*** Begin section ***

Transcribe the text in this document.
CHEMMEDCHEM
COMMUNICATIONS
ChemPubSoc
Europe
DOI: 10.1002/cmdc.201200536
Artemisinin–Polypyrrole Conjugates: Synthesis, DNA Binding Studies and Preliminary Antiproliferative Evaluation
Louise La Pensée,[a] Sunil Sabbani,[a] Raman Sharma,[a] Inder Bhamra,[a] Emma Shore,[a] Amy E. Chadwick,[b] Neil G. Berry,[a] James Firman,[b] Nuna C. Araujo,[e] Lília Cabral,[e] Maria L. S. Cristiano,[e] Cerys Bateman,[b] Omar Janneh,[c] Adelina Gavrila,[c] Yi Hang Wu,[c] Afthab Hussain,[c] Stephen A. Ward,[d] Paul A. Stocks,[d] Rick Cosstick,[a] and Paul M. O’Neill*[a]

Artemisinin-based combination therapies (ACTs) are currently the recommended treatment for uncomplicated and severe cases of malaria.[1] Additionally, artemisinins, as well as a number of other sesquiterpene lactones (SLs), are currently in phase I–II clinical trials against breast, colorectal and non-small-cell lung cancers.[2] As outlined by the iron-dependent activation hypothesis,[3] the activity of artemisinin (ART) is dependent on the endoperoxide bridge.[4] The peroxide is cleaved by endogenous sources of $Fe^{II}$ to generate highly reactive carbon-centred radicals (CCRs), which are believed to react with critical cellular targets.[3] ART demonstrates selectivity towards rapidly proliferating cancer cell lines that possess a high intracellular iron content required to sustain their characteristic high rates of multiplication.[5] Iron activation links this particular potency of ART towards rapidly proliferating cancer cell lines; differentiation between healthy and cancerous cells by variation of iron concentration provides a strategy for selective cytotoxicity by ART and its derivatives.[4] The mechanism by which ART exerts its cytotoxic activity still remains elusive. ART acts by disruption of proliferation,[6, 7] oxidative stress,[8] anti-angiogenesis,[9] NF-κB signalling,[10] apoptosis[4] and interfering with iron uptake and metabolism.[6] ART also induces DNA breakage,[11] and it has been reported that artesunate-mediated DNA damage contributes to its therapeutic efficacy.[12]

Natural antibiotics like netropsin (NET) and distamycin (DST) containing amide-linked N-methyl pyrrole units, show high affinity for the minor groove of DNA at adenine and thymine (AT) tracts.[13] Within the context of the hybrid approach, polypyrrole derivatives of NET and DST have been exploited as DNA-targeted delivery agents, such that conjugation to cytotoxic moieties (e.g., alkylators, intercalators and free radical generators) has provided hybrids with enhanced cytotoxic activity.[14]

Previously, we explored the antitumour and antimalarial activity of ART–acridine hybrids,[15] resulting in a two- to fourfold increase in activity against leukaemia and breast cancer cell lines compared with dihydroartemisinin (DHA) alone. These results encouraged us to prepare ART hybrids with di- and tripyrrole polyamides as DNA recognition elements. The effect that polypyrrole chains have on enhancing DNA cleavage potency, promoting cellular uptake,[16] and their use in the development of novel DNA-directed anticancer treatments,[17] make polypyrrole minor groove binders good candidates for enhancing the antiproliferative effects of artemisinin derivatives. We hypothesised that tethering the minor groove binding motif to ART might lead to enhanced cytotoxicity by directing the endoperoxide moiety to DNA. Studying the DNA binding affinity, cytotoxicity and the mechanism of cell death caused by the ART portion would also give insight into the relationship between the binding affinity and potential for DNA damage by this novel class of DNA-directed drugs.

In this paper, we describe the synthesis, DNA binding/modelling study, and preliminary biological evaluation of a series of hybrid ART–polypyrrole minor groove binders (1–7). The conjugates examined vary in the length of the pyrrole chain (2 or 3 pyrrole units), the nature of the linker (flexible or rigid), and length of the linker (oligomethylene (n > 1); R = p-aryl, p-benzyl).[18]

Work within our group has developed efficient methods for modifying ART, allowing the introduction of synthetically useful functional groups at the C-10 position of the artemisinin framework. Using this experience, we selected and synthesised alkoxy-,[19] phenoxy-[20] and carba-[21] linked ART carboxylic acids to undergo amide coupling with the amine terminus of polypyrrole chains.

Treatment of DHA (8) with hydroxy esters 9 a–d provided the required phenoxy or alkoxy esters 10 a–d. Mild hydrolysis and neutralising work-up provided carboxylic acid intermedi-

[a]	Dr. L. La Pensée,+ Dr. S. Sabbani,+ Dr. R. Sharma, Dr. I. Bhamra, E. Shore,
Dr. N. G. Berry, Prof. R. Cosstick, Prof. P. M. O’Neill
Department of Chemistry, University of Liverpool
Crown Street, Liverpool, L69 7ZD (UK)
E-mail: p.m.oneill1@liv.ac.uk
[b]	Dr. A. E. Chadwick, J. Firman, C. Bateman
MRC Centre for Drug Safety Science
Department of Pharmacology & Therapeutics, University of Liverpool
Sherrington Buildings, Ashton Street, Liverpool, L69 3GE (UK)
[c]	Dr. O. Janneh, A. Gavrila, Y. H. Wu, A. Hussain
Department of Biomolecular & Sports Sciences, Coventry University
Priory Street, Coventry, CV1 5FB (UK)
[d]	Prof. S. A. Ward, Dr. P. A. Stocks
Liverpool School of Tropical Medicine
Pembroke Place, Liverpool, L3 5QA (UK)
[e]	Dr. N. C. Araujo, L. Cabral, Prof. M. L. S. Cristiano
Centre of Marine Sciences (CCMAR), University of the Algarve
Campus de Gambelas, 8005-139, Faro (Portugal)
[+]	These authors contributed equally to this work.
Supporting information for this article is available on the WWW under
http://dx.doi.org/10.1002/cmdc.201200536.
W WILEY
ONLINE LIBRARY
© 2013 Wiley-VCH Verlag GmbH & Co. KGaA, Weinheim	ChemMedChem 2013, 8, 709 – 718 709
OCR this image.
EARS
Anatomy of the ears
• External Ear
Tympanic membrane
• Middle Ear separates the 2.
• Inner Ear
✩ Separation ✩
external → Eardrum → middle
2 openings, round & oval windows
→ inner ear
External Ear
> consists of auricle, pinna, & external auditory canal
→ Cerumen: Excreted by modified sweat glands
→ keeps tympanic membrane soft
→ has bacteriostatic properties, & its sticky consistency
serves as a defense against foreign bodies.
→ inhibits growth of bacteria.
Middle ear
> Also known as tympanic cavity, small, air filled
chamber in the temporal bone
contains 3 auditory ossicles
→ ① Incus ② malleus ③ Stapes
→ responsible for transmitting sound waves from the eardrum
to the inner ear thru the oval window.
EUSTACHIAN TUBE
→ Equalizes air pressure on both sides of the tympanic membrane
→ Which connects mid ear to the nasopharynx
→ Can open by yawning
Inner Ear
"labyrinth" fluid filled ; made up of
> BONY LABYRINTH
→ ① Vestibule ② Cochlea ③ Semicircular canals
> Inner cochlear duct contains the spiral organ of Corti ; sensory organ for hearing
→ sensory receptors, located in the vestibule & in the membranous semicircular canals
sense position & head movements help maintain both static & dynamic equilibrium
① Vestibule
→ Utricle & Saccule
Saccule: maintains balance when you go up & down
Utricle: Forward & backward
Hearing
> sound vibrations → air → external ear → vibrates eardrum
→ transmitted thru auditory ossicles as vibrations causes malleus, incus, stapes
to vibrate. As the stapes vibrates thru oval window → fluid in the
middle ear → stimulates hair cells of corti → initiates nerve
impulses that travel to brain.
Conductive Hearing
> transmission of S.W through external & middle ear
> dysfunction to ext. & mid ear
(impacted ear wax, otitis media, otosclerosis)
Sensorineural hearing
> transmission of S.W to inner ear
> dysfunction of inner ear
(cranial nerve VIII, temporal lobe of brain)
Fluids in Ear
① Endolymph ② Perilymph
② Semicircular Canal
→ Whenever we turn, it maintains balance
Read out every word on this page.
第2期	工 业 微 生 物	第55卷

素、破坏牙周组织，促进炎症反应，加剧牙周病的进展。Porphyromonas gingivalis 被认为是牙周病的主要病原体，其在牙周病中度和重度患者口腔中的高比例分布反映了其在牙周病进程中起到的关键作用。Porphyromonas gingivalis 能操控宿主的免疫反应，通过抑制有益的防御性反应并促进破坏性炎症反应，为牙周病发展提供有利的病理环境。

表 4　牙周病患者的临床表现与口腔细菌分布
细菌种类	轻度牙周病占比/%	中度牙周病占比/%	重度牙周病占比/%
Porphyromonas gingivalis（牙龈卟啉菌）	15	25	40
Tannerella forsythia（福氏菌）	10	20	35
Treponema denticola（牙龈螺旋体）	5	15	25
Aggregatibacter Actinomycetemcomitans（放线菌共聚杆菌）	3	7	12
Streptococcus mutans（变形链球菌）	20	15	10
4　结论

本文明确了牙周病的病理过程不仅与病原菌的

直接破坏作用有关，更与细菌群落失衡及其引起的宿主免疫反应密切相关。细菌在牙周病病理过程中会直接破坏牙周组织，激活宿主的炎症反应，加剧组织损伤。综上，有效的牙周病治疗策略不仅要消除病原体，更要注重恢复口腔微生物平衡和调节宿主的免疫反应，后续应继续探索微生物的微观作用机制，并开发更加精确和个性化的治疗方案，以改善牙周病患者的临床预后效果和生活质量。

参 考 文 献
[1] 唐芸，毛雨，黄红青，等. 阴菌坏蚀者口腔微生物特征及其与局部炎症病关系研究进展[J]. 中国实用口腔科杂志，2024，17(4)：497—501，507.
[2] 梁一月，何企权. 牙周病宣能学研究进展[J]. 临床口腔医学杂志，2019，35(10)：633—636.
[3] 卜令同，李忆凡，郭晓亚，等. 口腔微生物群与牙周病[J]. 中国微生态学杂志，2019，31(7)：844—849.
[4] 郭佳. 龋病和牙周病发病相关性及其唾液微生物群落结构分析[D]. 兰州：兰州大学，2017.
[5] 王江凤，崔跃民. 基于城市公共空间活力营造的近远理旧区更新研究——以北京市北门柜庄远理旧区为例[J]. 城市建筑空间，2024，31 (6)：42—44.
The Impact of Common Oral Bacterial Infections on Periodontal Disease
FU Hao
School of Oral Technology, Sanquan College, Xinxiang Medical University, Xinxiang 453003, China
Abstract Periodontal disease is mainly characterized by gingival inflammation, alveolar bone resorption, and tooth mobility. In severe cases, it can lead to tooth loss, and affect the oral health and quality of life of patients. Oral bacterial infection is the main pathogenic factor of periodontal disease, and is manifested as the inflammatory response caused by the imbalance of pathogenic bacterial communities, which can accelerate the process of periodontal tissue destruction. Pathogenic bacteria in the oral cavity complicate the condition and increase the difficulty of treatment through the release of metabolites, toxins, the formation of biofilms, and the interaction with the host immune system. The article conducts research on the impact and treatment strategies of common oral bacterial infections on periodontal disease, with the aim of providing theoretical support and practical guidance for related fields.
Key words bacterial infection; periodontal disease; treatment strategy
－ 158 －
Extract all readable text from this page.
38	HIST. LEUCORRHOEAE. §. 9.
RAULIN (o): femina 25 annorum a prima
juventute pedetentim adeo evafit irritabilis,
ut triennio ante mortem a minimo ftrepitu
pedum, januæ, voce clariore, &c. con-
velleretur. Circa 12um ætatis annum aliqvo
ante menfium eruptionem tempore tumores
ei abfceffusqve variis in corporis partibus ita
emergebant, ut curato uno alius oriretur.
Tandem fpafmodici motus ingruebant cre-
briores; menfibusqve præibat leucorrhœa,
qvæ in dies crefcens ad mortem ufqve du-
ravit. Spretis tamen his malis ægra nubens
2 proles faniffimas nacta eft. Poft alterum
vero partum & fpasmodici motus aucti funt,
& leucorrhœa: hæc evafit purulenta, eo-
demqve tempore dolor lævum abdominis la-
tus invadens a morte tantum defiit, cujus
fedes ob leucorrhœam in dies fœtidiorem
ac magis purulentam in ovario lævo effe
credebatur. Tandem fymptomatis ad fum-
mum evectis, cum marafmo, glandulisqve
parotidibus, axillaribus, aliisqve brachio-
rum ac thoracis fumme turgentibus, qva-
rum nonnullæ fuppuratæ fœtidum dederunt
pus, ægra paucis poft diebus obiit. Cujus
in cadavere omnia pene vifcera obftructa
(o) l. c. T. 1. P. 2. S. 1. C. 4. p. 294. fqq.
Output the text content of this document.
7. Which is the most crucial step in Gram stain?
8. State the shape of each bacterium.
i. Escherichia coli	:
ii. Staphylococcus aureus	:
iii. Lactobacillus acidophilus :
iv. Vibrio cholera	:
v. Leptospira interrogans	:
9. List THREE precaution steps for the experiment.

*** End section ***

Please determine the number of lines in the records above that include the string "ossicles", and answer with that number only.

Result for this exercise
2